--- begin ---

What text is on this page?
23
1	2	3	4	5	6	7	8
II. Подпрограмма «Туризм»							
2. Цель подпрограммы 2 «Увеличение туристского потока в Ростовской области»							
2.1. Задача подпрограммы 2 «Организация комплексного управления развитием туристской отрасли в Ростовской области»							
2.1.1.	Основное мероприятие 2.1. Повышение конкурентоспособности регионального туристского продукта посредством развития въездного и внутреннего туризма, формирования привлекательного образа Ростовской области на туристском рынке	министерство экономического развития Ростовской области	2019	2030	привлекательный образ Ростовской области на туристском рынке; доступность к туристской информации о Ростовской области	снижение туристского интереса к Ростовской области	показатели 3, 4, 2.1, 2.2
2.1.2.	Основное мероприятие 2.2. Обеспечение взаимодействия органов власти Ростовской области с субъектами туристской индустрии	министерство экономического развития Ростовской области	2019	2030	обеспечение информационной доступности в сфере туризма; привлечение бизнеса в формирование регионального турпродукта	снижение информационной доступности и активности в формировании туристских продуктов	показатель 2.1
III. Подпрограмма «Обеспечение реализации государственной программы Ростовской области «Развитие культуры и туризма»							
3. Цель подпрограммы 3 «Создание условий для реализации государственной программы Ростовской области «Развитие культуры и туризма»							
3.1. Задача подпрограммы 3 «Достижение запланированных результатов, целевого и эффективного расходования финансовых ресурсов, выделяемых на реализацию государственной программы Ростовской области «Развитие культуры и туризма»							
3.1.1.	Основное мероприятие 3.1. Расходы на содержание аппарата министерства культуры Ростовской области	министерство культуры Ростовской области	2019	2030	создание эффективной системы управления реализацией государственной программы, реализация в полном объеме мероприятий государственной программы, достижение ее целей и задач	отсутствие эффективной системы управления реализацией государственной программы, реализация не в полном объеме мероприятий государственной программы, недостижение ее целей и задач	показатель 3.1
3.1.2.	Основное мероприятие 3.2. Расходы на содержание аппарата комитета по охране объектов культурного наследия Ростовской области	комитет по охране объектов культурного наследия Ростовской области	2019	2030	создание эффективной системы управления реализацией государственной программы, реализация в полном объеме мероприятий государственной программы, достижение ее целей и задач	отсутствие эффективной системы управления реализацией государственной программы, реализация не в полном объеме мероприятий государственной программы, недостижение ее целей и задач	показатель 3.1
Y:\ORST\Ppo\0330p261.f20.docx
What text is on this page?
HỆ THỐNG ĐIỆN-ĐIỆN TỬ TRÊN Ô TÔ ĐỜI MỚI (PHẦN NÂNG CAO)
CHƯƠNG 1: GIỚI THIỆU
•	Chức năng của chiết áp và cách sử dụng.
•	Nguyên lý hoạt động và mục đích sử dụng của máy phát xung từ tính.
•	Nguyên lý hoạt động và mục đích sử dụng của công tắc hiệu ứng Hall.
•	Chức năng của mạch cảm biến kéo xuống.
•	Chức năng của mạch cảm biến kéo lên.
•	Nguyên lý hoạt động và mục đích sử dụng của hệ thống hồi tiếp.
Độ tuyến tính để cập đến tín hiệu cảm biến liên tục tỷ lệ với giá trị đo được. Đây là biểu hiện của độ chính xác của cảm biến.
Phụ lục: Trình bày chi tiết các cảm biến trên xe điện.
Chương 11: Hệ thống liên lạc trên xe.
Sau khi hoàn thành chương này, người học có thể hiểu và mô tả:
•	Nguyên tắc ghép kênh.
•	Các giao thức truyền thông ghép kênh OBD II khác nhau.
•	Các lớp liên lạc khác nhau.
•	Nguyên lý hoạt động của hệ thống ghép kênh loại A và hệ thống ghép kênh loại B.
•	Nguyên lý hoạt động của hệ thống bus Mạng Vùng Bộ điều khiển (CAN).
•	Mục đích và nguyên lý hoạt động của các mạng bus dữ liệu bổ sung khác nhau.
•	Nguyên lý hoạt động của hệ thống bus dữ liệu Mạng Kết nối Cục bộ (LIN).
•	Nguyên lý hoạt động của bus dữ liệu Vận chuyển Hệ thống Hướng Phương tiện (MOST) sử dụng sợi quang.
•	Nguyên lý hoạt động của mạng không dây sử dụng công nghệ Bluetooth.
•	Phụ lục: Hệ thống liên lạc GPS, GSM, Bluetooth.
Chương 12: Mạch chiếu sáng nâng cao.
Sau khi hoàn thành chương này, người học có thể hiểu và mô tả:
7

--- end ---

| What to do |
Please reproduce every line of the material word for word.

| Answer for the task |
What text is on this page?
23
1	2	3	4	5	6	7	8
II. Подпрограмма «Туризм»							
2. Цель подпрограммы 2 «Увеличение туристского потока в Ростовской области»							
2.1. Задача подпрограммы 2 «Организация комплексного управления развитием туристской отрасли в Ростовской области»							
2.1.1.	Основное мероприятие 2.1. Повышение конкурентоспособности регионального туристского продукта посредством развития въездного и внутреннего туризма, формирования привлекательного образа Ростовской области на туристском рынке	министерство экономического развития Ростовской области	2019	2030	привлекательный образ Ростовской области на туристском рынке; доступность к туристской информации о Ростовской области	снижение туристского интереса к Ростовской области	показатели 3, 4, 2.1, 2.2
2.1.2.	Основное мероприятие 2.2. Обеспечение взаимодействия органов власти Ростовской области с субъектами туристской индустрии	министерство экономического развития Ростовской области	2019	2030	обеспечение информационной доступности в сфере туризма; привлечение бизнеса в формирование регионального турпродукта	снижение информационной доступности и активности в формировании туристских продуктов	показатель 2.1
III. Подпрограмма «Обеспечение реализации государственной программы Ростовской области «Развитие культуры и туризма»							
3. Цель подпрограммы 3 «Создание условий для реализации государственной программы Ростовской области «Развитие культуры и туризма»							
3.1. Задача подпрограммы 3 «Достижение запланированных результатов, целевого и эффективного расходования финансовых ресурсов, выделяемых на реализацию государственной программы Ростовской области «Развитие культуры и туризма»							
3.1.1.	Основное мероприятие 3.1. Расходы на содержание аппарата министерства культуры Ростовской области	министерство культуры Ростовской области	2019	2030	создание эффективной системы управления реализацией государственной программы, реализация в полном объеме мероприятий государственной программы, достижение ее целей и задач	отсутствие эффективной системы управления реализацией государственной программы, реализация не в полном объеме мероприятий государственной программы, недостижение ее целей и задач	показатель 3.1
3.1.2.	Основное мероприятие 3.2. Расходы на содержание аппарата комитета по охране объектов культурного наследия Ростовской области	комитет по охране объектов культурного наследия Ростовской области	2019	2030	создание эффективной системы управления реализацией государственной программы, реализация в полном объеме мероприятий государственной программы, достижение ее целей и задач	отсутствие эффективной системы управления реализацией государственной программы, реализация не в полном объеме мероприятий государственной программы, недостижение ее целей и задач	показатель 3.1
Y:\ORST\Ppo\0330p261.f20.docx
What text is on this page?
HỆ THỐNG ĐIỆN-ĐIỆN TỬ TRÊN Ô TÔ ĐỜI MỚI (PHẦN NÂNG CAO)
CHƯƠNG 1: GIỚI THIỆU
•	Chức năng của chiết áp và cách sử dụng.
•	Nguyên lý hoạt động và mục đích sử dụng của máy phát xung từ tính.
•	Nguyên lý hoạt động và mục đích sử dụng của công tắc hiệu ứng Hall.
•	Chức năng của mạch cảm biến kéo xuống.
•	Chức năng của mạch cảm biến kéo lên.
•	Nguyên lý hoạt động và mục đích sử dụng của hệ thống hồi tiếp.
Độ tuyến tính để cập đến tín hiệu cảm biến liên tục tỷ lệ với giá trị đo được. Đây là biểu hiện của độ chính xác của cảm biến.
Phụ lục: Trình bày chi tiết các cảm biến trên xe điện.
Chương 11: Hệ thống liên lạc trên xe.
Sau khi hoàn thành chương này, người học có thể hiểu và mô tả:
•	Nguyên tắc ghép kênh.
•	Các giao thức truyền thông ghép kênh OBD II khác nhau.
•	Các lớp liên lạc khác nhau.
•	Nguyên lý hoạt động của hệ thống ghép kênh loại A và hệ thống ghép kênh loại B.
•	Nguyên lý hoạt động của hệ thống bus Mạng Vùng Bộ điều khiển (CAN).
•	Mục đích và nguyên lý hoạt động của các mạng bus dữ liệu bổ sung khác nhau.
•	Nguyên lý hoạt động của hệ thống bus dữ liệu Mạng Kết nối Cục bộ (LIN).
•	Nguyên lý hoạt động của bus dữ liệu Vận chuyển Hệ thống Hướng Phương tiện (MOST) sử dụng sợi quang.
•	Nguyên lý hoạt động của mạng không dây sử dụng công nghệ Bluetooth.
•	Phụ lục: Hệ thống liên lạc GPS, GSM, Bluetooth.
Chương 12: Mạch chiếu sáng nâng cao.
Sau khi hoàn thành chương này, người học có thể hiểu và mô tả:
7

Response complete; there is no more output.